Provided text ::
I don’t believe in assigning rip credit because ripping CD’s in 2023 is a brainlet task. Anyone can rip a CD, use a cyberlocker, host it on their YouTube channel, or otherwise make the data available. Ripping CDs ain’t shit. This has been something that has persisted since Monochrome Heaven, when piracy was much more blatant, but it exists in many circles I run in.

The credit lies elsewhere:

  • in paying money to acquire physical media
  • in giving back to a community that most of us have gotten so much from for free
  • in (possibly) supporting the scene directly (but only if you buy directly from the band)

I know I’ve said this before, but take a look at the non-visual international fan scene and then come right back because it’s not there. It’s not there because when it was there, circulation of media by trading only was defacto law. If you wanted to get serious, you weren’t getting anything for free unless someone took pity on you and gave you some seed material to start. To an extent, that relegated the news of new and promising non-visual acts to a circle completely separate from ours, where we aggressively promote anything and everything that comes out. That’s why there’s material that’s almost 20-25 years old out there with a small but dedicated fan base that preserved it and promoted it for all these years.

This “credit for rip” is a vapid attempt at replicating the same behaviors that sucked the life right out of the rest of the international Japanese music scene. If it needs to be said loud and clear then I’ll say it for you and it has no expiration date: thank you for your contributions. No, seriously. There are a lot of fans that leave the scene jaded and disconnected about their experience but promote and produce so much good content while they’re here. Spending money is a real consideration in many aspects that I respect, especially with enormous shipping fees. We’re promoting the music today that fans in ten years will look back and reminisce on and say “Man, it must have been so cool to have been following JILUKA when they were active in this period” and we can say “Yeah, yeah it was!”. I’m already in that boat, so I’m not talking outta my ass here. So yeah, thanks for that.

But we gotta stop with this whole lease mentality of “don’t share this rare thing I’m giving you”. Share or don’t. The boom already proved that pandering to us is economically and monetarily inefficient. It didn’t work then and it’s not gonna work now. Whatever we send their way is extra on top, but no band should ever be put into a make-or-break status because foreigners didn’t throw enough money their way. Local fans come first in the equation of making it big. A lot of us are really far away and we have to use resellers and proxy services to get our hands on these things, so we’re not supporting the band in that way, but we did spend a shitload of money. And I can totally understand how infuriating it is to have credit taken for your efforts, because this did happen on (now defunct) blogspots that were aggressively trying to promote themselves and taking MH’s delicate arrangement for granted. I don’t blame you if you don’t share. I really don’t. But there’s no half-assing it with digital files.

Records ::
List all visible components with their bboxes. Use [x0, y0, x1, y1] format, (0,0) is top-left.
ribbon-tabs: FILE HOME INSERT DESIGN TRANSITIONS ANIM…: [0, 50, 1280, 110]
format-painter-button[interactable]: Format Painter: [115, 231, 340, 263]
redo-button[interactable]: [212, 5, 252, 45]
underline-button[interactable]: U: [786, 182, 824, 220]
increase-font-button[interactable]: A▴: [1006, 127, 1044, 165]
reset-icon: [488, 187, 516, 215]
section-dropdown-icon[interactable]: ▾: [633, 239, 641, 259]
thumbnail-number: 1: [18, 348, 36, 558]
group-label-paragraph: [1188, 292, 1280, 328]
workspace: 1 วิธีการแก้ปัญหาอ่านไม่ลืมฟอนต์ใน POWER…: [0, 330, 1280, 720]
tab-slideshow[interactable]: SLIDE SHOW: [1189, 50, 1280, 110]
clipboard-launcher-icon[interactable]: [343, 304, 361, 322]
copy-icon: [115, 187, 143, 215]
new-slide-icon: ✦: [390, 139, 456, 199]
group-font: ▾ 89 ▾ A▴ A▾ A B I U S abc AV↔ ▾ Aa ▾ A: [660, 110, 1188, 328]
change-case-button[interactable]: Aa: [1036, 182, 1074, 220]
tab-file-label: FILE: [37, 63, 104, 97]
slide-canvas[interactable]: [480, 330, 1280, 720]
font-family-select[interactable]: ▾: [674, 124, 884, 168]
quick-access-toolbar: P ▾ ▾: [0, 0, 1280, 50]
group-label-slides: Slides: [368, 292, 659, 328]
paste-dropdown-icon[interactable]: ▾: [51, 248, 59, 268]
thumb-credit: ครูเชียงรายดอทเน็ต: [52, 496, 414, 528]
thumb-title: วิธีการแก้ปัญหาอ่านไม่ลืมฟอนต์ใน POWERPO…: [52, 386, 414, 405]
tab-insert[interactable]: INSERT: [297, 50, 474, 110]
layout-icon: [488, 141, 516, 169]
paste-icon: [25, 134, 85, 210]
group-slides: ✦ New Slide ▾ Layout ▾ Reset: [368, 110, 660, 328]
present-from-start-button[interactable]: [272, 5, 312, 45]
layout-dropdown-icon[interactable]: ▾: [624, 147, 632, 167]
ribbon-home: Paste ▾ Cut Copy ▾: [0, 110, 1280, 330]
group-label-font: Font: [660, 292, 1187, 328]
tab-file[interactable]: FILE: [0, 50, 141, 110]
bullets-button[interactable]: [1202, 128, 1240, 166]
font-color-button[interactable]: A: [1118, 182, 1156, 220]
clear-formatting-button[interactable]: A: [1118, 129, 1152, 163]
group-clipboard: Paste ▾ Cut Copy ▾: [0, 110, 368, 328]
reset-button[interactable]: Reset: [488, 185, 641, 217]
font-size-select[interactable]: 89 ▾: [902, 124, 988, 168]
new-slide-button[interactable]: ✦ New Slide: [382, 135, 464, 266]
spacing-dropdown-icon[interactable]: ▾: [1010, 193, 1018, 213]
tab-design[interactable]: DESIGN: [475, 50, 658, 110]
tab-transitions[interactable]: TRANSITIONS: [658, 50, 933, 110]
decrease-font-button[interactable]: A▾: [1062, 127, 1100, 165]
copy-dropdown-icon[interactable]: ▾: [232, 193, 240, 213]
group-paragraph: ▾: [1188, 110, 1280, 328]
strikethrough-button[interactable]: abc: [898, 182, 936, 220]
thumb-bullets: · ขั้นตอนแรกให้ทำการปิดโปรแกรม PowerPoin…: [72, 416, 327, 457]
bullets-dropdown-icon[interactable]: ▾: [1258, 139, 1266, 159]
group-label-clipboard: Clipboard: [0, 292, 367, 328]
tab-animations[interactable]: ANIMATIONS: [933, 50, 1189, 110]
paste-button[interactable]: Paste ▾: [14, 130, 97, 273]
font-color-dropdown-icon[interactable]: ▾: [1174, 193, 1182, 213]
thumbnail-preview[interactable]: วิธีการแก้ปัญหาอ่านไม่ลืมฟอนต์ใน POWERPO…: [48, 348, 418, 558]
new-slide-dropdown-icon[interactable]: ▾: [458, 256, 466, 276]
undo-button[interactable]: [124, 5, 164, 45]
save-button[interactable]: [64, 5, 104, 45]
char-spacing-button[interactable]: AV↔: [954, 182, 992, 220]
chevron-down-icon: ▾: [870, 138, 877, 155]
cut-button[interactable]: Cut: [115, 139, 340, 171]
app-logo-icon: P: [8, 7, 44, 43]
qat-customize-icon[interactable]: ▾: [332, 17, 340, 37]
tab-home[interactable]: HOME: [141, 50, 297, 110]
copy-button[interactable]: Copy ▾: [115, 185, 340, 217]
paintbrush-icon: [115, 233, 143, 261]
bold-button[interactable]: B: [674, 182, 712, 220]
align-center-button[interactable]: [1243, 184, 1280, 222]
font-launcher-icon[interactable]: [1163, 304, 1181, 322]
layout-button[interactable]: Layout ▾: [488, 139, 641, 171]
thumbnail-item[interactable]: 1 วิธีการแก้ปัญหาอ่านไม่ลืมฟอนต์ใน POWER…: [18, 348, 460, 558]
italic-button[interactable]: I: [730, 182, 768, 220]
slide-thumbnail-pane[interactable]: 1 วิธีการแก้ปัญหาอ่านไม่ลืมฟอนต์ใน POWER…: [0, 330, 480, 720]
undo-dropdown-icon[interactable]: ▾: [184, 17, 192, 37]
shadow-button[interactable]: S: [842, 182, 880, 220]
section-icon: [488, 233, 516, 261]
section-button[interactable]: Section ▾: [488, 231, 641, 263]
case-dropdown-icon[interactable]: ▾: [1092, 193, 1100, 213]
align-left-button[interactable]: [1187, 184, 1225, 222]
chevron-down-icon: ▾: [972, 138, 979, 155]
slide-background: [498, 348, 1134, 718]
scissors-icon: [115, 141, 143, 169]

Questions to answer ::
1 - Rewrite the post on rip credit from "I don’t believe" to "circles I run in.", putting "file host" in place of "cyberlocker".
2 - Answer these questions using the post on rip credit.
(a) Since when does the post say the practice of assigning rip credit has persisted?
(b) Which band is named in the example of what fans in ten years might say?
(c) On what kind of sites does the post say credit was taken for others' efforts?

Answers in order ::
1 -
I don’t believe in assigning rip credit because ripping CD’s in 2023 is a brainlet task. Anyone can rip a CD, use a file host, host it on their YouTube channel, or otherwise make the data available. Ripping CDs ain’t shit. This has been something that has persisted since Monochrome Heaven, when piracy was much more blatant, but it exists in many circles I run in.

2 -
(a) Since Monochrome Heaven.
(b) JILUKA.
(c) On now-defunct blogspots that were aggressively trying to promote themselves.